Texte de lecture:
Paris

13.8°C
Light rain Humidity: 83%
Wind: NE at 3.6 M/S

Marchés publics : nouveau seuil de dispense des formalités à 25 000 €

Vincent Brenot, Avocat-associé et Hélène Billery, avocat-counsel, du cabinet August & DebouzyVincent Brenot, Avocat-associé et Hélène Billery, avocat-counsel, du cabinet August & Debouzy reviennent sur le nouveau seuil de dispense des formalités dans les marchés publics.

Depuis 2006, le seuil de dispense des obligations formalisées de publicité et de mise en concurrence des marchés publics n’a cessé de varier : 4 000 €, 20 000 €, retour à 4 000 €, 15 000 € (pour les pouvoirs adjudicateurs) et 20 000 € (pour les entités adjudicatrices). Pour les marchés lancés à partir du 1er octobre 2015, tout marché ou accord-cadre de fournitures, de services et de travaux passés en application du code des marchés publics (CMP) et dont le montant estimé est inférieur à 25 000 euros HT peut désormais être passé sans publicité ni mise en concurrence préalables (décret n°2015-1163 du 17 septembre 2015 modifiant certains seuils relatifs aux marchés publics). Ce seuil concerne les pouvoirs adjudicateurs et entités adjudicatrices, ainsi que les marchés de défense et de sécurité.

La mesure, qui devrait bénéficier avant tout aux PME, s’inscrit dans le cadre du « choc de simplification » annoncé par le gouvernement, et de la refonte du droit des marchés publics français dans le prolongement des directives européennes 2014/24/UE du 26 février 2014 relative à la passation des marchés publics (dite « secteurs classiques ») et 2014/25/UE relative à la passation de marchés par des entités opérant dans les secteurs de l'eau, de l'énergie, des transports et des services postaux (dite « secteurs spéciaux »)

Consigne A: Recopiez sans rien changer le passage de l'article sur le seuil des marchés publics qui va de « Marchés publics : nouveau » jusqu'à « les marchés publics. ».
Consigne B: Selon l'article sur le seuil des marchés publics, à partir de quelle date les marchés lancés bénéficient-ils du seuil de 25 000 euros HT ?
Consigne C: Poursuivez l'article sur le seuil des marchés publics à partir de l'endroit où il s'arrête.

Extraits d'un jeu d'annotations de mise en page

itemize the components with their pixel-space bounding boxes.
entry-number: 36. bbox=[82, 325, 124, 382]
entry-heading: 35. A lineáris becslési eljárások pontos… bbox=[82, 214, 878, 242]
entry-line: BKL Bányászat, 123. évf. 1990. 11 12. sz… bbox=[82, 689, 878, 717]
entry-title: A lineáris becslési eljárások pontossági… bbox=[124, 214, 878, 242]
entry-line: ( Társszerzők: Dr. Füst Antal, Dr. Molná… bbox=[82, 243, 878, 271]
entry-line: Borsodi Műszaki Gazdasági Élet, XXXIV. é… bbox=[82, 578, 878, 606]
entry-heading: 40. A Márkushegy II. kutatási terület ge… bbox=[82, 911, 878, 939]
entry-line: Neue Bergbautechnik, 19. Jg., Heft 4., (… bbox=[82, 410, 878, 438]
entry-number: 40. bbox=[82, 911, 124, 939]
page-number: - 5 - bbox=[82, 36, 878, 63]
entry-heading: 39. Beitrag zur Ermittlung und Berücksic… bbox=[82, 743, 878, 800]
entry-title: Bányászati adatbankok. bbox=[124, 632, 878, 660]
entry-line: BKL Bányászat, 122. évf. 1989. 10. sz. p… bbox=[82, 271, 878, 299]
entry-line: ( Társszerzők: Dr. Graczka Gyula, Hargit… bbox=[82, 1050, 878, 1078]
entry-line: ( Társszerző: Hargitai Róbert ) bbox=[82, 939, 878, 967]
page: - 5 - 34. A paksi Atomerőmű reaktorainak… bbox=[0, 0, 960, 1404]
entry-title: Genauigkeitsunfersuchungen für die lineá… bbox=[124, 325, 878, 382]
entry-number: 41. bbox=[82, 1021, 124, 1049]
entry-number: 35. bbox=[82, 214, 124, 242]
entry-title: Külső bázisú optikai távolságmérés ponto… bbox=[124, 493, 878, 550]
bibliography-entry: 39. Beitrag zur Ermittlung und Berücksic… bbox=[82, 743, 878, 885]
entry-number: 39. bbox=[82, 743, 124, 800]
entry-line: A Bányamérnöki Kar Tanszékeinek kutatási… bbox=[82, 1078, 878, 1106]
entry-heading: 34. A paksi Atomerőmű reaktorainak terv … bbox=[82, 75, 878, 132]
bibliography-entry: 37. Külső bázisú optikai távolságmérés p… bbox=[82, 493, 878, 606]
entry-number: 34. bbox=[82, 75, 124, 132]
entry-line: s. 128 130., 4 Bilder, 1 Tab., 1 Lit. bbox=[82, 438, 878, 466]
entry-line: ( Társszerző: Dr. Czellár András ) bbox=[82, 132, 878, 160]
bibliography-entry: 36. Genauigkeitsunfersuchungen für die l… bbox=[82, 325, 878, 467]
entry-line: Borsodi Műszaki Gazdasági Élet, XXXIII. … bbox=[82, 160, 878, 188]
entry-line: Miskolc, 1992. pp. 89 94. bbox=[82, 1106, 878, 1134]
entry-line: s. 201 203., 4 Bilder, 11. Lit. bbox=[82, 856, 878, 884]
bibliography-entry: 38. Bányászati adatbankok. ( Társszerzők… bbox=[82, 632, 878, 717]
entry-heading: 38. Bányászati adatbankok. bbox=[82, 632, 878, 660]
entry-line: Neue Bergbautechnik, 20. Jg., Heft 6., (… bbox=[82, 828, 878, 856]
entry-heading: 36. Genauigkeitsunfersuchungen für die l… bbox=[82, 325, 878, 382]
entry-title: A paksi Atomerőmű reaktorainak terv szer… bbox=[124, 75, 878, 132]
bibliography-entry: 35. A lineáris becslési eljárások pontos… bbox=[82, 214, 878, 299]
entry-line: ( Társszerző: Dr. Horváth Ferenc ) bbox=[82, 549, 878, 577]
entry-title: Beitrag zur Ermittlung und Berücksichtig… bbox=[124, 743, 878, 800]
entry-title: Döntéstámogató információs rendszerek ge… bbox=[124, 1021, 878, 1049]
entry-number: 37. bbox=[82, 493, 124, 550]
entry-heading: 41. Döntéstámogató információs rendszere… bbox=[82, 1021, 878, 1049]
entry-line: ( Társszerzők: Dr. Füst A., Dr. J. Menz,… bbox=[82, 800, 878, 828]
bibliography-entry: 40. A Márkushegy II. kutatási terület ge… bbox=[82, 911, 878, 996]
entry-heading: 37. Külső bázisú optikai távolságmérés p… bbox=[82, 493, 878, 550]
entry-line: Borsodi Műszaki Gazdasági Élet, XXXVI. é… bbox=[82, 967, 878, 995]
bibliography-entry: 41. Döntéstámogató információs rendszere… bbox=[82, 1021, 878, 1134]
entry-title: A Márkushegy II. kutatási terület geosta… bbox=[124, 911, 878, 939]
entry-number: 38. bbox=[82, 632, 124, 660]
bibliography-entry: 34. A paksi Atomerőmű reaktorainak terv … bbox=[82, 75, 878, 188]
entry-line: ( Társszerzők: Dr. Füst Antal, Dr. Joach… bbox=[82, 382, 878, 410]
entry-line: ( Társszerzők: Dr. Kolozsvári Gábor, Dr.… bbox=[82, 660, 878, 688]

Résultat de la tâche A:
Marchés publics : nouveau seuil de dispense des formalités à 25 000 €

Vincent Brenot, Avocat-associé et Hélène Billery, avocat-counsel, du cabinet August & DebouzyVincent Brenot, Avocat-associé et Hélène Billery, avocat-counsel, du cabinet August & Debouzy reviennent sur le nouveau seuil de dispense des formalités dans les marchés publics.

Résultat de la tâche B: À partir du 1er octobre 2015.

Résultat de la tâche C:
Poursuite de la simplification des marchés publics

Cette réforme s’inscrit dans le chantier de modernisation du droit de la commande publique du gouvernement, dont l’objectif majeur est d’atteindre 100% de marchés publics dématérialisés d’ici à 2018. La généralisation des « marchés publics simplifiés » (MPS) depuis le 1er novembre 2014 allégeait déjà considérablement les formalités de candidature aux marchés publics dématérialisés en permettant aux candidats de répondre avec leur seul numéro de SIRET.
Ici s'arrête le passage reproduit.